> [Exercise goal]:
Work out the number of lines containing "data". Answer with nothing but that number.

===== Information supplied =====

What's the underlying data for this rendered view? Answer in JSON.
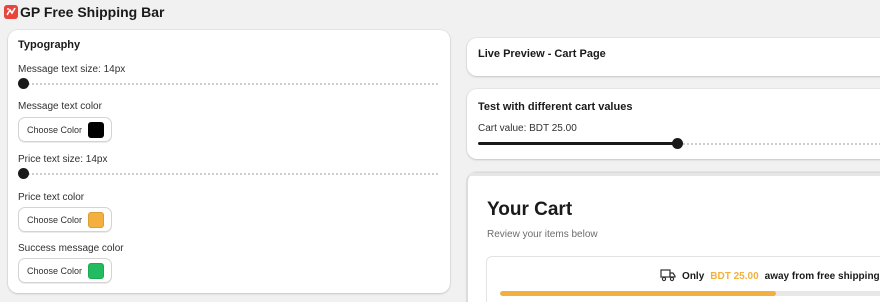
{
  "app": {
    "title": "GP Free Shipping Bar",
    "logo_icon": "app-logo-icon",
    "logo_color": "#e8453c"
  },
  "typography": {
    "heading": "Typography",
    "message_size_label": "Message text size: 14px",
    "message_size_level": 0,
    "message_color_label": "Message text color",
    "message_color": "#000000",
    "price_size_label": "Price text size: 14px",
    "price_size_level": 0,
    "price_color_label": "Price text color",
    "price_color": "#f4b03e",
    "success_color_label": "Success message color",
    "success_color": "#22bb5f",
    "choose_color_label": "Choose Color"
  },
  "preview": {
    "heading": "Live Preview - Cart Page"
  },
  "test": {
    "heading": "Test with different cart values",
    "cart_value_label": "Cart value: BDT 25.00",
    "slider_level": 0.475
  },
  "cart": {
    "title": "Your Cart",
    "subtitle": "Review your items below",
    "truck_icon": "truck-icon",
    "msg_prefix": "Only",
    "msg_price": "BDT 25.00",
    "msg_suffix": "away from free shipping!",
    "progress": 0.72,
    "accent": "#f4b03e"
  }
}
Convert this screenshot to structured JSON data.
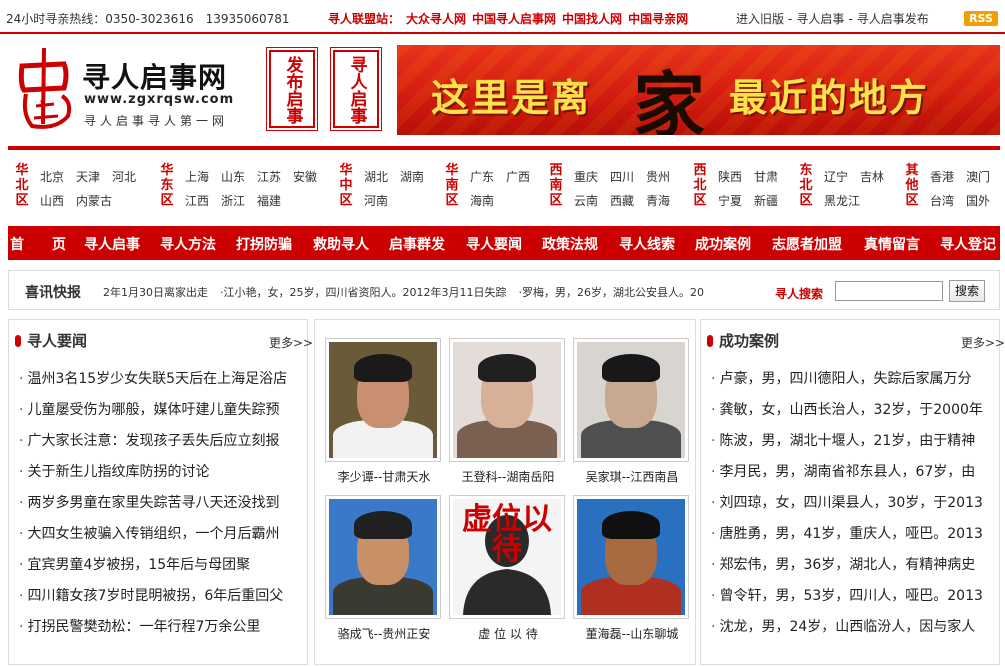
{
  "topbar": {
    "hotline": "24小时寻亲热线：0350-3023616　13935060781",
    "union": [
      "寻人联盟站：",
      "大众寻人网",
      "中国寻人启事网",
      "中国找人网",
      "中国寻亲网"
    ],
    "links": [
      "进入旧版",
      "寻人启事",
      "寻人启事发布"
    ],
    "rss": "RSS"
  },
  "header": {
    "logo_char": "中国",
    "logo_title": "寻人启事网",
    "logo_url": "www.zgxrqsw.com",
    "logo_slogan": "寻人启事寻人第一网",
    "box1": "发布启事",
    "box2": "寻人启事",
    "banner": {
      "part1": "这里是离",
      "highlight": "家",
      "part2": "最近的地方"
    }
  },
  "regions": [
    {
      "name": "华北区",
      "cities": [
        "北京",
        "天津",
        "河北",
        "山西",
        "内蒙古"
      ]
    },
    {
      "name": "华东区",
      "cities": [
        "上海",
        "山东",
        "江苏",
        "安徽",
        "江西",
        "浙江",
        "福建"
      ]
    },
    {
      "name": "华中区",
      "cities": [
        "湖北",
        "湖南",
        "河南"
      ]
    },
    {
      "name": "华南区",
      "cities": [
        "广东",
        "广西",
        "海南"
      ]
    },
    {
      "name": "西南区",
      "cities": [
        "重庆",
        "四川",
        "贵州",
        "云南",
        "西藏",
        "青海"
      ]
    },
    {
      "name": "西北区",
      "cities": [
        "陕西",
        "甘肃",
        "宁夏",
        "新疆"
      ]
    },
    {
      "name": "东北区",
      "cities": [
        "辽宁",
        "吉林",
        "黑龙江"
      ]
    },
    {
      "name": "其他区",
      "cities": [
        "香港",
        "澳门",
        "台湾",
        "国外"
      ]
    }
  ],
  "nav": [
    "首　　页",
    "寻人启事",
    "寻人方法",
    "打拐防骗",
    "救助寻人",
    "启事群发",
    "寻人要闻",
    "政策法规",
    "寻人线索",
    "成功案例",
    "志愿者加盟",
    "真情留言",
    "寻人登记"
  ],
  "ticker": {
    "label": "喜讯快报",
    "items": [
      "2年1月30日离家出走",
      "·江小艳，女，25岁，四川省资阳人。2012年3月11日失踪",
      "·罗梅，男，26岁，湖北公安县人。20"
    ],
    "search_label": "寻人搜索",
    "search_placeholder": "",
    "search_button": "搜索"
  },
  "news": {
    "title": "寻人要闻",
    "more": "更多>>",
    "items": [
      "温州3名15岁少女失联5天后在上海足浴店",
      "儿童屡受伤为哪般，媒体吁建儿童失踪预",
      "广大家长注意：发现孩子丢失后应立刻报",
      "关于新生儿指纹库防拐的讨论",
      "两岁多男童在家里失踪苦寻八天还没找到",
      "大四女生被骗入传销组织，一个月后霸州",
      "宜宾男童4岁被拐，15年后与母团聚",
      "四川籍女孩7岁时昆明被拐，6年后重回父",
      "打拐民警樊劲松：一年行程7万余公里"
    ]
  },
  "photos": [
    {
      "caption": "李少谭--甘肃天水",
      "skin": "#c89070",
      "bg": "#6a5a3a",
      "hair": "#1a1a1a",
      "shirt": "#f2f2f2"
    },
    {
      "caption": "王登科--湖南岳阳",
      "skin": "#d8b098",
      "bg": "#e4dcd8",
      "hair": "#202020",
      "shirt": "#7a6050"
    },
    {
      "caption": "吴家琪--江西南昌",
      "skin": "#c8a890",
      "bg": "#d8d4d0",
      "hair": "#181818",
      "shirt": "#505050"
    },
    {
      "caption": "骆成飞--贵州正安",
      "skin": "#c89068",
      "bg": "#3a78c8",
      "hair": "#202020",
      "shirt": "#3a3a30"
    },
    {
      "caption": "虚 位 以 待",
      "placeholder": "虚位以待"
    },
    {
      "caption": "董海磊--山东聊城",
      "skin": "#a86a40",
      "bg": "#2a70c0",
      "hair": "#101010",
      "shirt": "#b03020"
    }
  ],
  "cases": {
    "title": "成功案例",
    "more": "更多>>",
    "items": [
      "卢豪，男，四川德阳人，失踪后家属万分",
      "龚敏，女，山西长治人，32岁，于2000年",
      "陈波，男，湖北十堰人，21岁，由于精神",
      "李月民，男，湖南省祁东县人，67岁，由",
      "刘四琼，女，四川渠县人，30岁，于2013",
      "唐胜勇，男，41岁，重庆人，哑巴。2013",
      "郑宏伟，男，36岁，湖北人，有精神病史",
      "曾令轩，男，53岁，四川人，哑巴。2013",
      "沈龙，男，24岁，山西临汾人，因与家人"
    ]
  },
  "colors": {
    "brand_red": "#cc0000",
    "banner_yellow": "#ffe24a",
    "rss_orange": "#f0a000"
  }
}
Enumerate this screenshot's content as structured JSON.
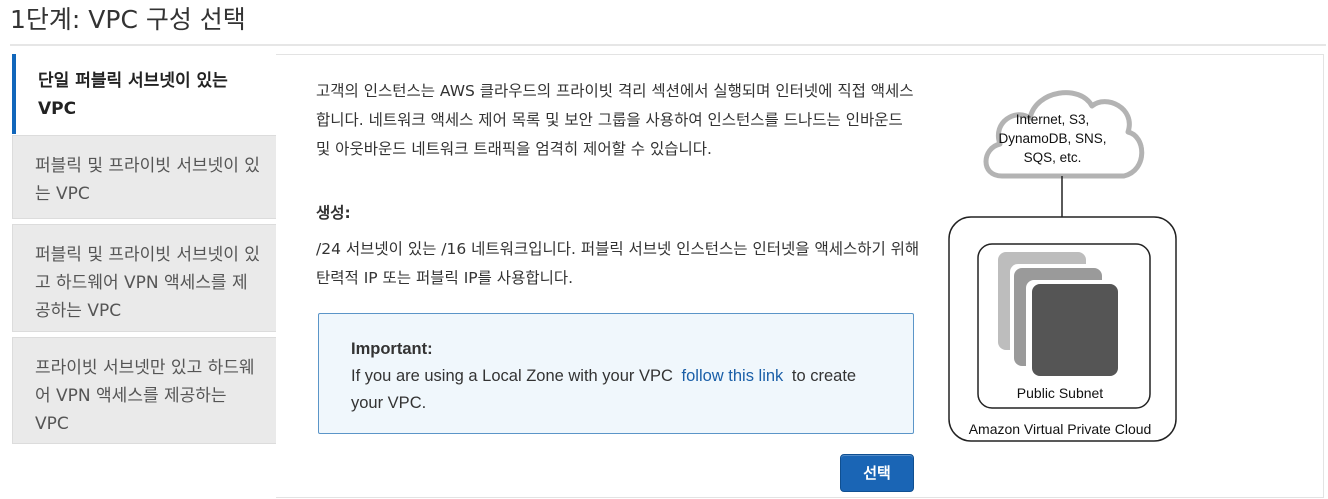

=====

> [Solution to the problem]:
2